EXERCISE: Report how many lines contain "panel", with no other words.

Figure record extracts

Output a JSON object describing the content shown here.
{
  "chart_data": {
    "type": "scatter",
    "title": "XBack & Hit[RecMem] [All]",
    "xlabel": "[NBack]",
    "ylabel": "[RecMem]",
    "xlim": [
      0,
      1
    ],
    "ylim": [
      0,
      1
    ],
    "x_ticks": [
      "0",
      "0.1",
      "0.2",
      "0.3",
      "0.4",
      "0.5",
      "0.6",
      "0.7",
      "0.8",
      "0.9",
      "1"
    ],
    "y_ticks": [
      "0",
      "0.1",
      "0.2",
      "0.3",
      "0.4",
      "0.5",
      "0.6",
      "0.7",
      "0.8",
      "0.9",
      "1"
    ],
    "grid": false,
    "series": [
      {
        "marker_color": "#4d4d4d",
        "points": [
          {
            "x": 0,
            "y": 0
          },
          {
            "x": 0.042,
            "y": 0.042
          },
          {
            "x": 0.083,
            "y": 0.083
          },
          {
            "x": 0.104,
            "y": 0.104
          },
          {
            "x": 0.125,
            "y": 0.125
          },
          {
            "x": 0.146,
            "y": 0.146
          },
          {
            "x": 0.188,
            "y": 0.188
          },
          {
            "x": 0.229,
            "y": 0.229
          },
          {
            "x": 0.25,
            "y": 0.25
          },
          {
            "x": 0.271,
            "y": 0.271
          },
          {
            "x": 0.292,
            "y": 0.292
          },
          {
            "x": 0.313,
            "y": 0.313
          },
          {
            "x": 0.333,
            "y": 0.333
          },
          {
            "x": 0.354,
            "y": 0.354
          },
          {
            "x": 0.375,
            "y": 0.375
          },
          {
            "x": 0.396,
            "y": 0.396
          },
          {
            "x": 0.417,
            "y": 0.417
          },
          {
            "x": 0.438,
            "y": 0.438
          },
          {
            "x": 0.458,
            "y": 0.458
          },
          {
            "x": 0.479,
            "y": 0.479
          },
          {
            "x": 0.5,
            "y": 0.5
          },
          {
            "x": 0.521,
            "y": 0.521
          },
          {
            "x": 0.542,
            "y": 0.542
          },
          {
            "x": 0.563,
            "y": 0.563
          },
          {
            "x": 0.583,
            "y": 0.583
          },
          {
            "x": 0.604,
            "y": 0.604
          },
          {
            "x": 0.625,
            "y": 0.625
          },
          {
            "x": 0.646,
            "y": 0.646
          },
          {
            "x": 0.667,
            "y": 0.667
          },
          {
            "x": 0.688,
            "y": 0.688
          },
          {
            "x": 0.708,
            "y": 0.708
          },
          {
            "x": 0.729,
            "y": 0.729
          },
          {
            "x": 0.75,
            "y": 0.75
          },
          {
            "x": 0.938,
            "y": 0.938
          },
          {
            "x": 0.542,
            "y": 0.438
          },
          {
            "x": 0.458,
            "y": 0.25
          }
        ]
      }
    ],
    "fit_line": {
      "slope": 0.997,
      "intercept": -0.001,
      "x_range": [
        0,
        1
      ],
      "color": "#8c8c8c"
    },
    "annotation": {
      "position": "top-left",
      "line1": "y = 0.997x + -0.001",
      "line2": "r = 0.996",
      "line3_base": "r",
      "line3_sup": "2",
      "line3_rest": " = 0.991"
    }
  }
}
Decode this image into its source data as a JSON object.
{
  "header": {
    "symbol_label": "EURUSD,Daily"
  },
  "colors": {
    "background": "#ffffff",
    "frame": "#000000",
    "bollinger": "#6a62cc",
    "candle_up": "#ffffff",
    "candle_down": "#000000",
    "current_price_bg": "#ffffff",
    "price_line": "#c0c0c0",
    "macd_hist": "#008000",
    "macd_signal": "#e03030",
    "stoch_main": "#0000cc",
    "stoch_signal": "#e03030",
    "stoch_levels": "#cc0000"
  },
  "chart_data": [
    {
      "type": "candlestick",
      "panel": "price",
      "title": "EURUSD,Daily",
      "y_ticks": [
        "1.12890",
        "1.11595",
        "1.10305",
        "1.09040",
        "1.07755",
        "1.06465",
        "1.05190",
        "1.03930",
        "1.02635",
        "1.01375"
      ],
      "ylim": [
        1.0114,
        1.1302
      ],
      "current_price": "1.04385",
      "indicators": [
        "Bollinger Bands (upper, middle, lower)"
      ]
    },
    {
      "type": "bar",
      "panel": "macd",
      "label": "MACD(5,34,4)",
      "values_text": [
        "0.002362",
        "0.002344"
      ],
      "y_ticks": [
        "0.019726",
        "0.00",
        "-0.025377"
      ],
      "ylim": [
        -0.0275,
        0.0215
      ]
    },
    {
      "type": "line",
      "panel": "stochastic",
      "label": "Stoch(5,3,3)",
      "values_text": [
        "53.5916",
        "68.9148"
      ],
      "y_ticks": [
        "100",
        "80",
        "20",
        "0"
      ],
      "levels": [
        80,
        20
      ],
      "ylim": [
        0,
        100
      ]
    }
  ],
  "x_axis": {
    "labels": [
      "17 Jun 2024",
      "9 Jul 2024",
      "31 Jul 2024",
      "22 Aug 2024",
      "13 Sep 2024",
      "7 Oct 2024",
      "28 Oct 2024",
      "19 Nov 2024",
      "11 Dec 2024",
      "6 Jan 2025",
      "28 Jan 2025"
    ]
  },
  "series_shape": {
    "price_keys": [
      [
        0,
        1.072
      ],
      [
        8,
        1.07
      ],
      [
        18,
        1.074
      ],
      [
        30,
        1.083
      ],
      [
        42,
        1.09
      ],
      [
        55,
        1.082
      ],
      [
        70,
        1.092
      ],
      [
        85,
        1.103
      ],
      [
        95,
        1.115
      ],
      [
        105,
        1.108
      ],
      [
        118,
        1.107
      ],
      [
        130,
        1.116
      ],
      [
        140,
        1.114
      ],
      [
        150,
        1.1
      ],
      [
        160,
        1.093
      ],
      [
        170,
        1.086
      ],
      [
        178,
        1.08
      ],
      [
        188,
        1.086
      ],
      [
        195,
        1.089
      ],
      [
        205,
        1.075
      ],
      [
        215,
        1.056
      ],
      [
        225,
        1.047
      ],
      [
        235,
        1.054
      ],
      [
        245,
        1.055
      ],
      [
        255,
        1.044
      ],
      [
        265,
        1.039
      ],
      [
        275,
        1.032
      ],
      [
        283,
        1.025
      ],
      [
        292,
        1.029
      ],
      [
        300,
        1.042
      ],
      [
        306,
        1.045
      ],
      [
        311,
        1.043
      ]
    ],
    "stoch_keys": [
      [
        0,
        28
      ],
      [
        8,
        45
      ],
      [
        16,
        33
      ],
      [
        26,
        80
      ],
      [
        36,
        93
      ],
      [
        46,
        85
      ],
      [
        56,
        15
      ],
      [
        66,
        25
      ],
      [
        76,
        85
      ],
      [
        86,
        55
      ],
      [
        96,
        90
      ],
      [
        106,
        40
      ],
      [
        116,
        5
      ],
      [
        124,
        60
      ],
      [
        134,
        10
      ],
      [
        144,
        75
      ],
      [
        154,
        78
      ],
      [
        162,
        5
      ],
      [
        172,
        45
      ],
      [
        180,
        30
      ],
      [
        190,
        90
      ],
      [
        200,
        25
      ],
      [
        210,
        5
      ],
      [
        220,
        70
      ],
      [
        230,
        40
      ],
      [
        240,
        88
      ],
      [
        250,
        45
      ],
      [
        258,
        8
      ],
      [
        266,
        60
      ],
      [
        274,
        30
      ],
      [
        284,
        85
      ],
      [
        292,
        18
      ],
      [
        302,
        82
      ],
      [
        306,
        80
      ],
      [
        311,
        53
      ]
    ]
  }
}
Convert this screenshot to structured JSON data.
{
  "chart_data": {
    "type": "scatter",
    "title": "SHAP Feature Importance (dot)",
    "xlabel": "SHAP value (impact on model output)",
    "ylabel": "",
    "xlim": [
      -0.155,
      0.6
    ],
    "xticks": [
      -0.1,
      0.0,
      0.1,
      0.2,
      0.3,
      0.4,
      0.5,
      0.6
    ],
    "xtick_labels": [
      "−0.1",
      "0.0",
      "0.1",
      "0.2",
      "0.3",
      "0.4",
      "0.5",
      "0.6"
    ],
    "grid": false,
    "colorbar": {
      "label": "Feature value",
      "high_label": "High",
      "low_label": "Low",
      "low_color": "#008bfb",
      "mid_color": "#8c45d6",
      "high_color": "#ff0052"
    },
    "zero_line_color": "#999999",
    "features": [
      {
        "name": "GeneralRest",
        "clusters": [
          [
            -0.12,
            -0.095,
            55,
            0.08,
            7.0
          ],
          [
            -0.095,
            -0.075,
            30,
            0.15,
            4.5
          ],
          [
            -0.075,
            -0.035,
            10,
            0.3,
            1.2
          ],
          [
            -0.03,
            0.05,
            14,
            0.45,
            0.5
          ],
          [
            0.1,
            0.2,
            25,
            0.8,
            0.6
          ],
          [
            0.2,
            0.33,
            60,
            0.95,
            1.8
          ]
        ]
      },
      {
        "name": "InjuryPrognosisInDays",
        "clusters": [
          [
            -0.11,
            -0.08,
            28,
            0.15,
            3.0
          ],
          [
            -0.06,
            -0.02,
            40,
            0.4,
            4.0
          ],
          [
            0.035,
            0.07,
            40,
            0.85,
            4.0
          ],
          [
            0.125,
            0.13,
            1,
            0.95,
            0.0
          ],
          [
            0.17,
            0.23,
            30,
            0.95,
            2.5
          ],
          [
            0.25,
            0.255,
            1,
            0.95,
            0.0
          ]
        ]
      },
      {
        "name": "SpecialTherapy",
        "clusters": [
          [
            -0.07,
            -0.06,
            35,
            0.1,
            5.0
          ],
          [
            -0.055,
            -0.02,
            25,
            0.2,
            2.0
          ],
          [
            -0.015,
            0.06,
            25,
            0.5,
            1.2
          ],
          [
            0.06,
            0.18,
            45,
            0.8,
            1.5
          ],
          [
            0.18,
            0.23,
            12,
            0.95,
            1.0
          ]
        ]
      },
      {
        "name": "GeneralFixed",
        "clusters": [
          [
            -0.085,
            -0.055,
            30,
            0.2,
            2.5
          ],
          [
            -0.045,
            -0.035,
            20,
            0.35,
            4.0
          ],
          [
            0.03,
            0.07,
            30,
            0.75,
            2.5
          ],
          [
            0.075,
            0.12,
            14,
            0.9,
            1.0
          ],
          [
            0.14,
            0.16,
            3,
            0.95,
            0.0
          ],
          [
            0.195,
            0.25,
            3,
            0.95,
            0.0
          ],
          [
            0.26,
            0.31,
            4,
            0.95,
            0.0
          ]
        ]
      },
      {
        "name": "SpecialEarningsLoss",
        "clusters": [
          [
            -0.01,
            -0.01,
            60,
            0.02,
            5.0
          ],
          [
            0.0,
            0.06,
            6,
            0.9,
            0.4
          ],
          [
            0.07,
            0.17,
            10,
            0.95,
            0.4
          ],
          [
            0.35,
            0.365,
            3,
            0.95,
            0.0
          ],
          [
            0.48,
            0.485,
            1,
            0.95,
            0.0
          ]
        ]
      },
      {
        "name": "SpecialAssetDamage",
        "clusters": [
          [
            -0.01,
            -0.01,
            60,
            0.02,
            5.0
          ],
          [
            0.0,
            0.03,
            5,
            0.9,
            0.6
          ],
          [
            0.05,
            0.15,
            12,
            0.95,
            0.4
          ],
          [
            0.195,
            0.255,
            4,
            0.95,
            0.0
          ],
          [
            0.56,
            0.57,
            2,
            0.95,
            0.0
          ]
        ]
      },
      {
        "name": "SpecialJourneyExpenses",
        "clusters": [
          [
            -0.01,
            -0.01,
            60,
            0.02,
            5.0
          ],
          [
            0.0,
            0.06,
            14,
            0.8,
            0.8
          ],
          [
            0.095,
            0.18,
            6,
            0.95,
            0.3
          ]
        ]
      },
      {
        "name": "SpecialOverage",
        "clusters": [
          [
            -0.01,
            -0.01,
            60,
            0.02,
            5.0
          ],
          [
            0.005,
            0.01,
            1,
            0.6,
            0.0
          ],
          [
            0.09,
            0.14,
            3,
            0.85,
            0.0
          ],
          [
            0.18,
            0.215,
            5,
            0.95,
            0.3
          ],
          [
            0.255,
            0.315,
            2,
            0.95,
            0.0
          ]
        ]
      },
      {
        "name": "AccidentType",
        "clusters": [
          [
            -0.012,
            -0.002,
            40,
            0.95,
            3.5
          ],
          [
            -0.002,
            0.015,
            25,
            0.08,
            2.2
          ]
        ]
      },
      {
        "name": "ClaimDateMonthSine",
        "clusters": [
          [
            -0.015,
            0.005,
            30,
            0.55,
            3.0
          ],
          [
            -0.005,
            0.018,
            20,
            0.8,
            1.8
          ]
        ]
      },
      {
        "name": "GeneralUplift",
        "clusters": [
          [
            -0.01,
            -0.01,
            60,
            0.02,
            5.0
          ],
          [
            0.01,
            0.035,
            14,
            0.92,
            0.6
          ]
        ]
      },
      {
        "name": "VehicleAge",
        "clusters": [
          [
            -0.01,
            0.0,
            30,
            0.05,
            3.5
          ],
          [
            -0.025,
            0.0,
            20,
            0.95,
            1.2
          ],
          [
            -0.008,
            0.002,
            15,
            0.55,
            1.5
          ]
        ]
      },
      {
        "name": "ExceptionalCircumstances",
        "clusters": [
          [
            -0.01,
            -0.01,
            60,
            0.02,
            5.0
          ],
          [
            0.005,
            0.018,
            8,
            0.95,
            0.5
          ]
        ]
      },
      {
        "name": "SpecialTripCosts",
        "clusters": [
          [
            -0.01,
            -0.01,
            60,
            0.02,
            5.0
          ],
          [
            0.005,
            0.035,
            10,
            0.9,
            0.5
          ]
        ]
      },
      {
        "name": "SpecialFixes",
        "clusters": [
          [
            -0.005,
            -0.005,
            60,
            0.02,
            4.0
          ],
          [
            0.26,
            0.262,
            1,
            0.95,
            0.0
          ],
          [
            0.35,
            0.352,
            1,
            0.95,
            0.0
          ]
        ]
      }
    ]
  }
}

EXERCISE RESULT: 3